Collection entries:
----
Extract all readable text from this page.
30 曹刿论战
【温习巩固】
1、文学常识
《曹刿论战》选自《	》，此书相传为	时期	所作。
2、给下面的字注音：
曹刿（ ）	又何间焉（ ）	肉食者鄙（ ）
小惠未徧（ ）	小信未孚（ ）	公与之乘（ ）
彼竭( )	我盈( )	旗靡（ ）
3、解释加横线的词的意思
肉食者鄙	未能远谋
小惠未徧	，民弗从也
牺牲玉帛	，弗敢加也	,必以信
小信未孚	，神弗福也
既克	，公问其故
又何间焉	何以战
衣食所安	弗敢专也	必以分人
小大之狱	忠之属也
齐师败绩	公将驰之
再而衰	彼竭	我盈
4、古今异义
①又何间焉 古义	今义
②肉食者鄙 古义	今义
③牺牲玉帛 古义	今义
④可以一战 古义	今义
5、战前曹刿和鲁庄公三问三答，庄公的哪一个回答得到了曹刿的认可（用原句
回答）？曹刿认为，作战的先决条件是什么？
----
INSTRUCTION:
Extract all of the material exactly as it is written.

EXERCISE ANSWER:
Extract all readable text from this page.
30 曹刿论战
【温习巩固】
1、文学常识
《曹刿论战》选自《	》，此书相传为	时期	所作。
2、给下面的字注音：
曹刿（ ）	又何间焉（ ）	肉食者鄙（ ）
小惠未徧（ ）	小信未孚（ ）	公与之乘（ ）
彼竭( )	我盈( )	旗靡（ ）
3、解释加横线的词的意思
肉食者鄙	未能远谋
小惠未徧	，民弗从也
牺牲玉帛	，弗敢加也	,必以信
小信未孚	，神弗福也
既克	，公问其故
又何间焉	何以战
衣食所安	弗敢专也	必以分人
小大之狱	忠之属也
齐师败绩	公将驰之
再而衰	彼竭	我盈
4、古今异义
①又何间焉 古义	今义
②肉食者鄙 古义	今义
③牺牲玉帛 古义	今义
④可以一战 古义	今义
5、战前曹刿和鲁庄公三问三答，庄公的哪一个回答得到了曹刿的认可（用原句
回答）？曹刿认为，作战的先决条件是什么？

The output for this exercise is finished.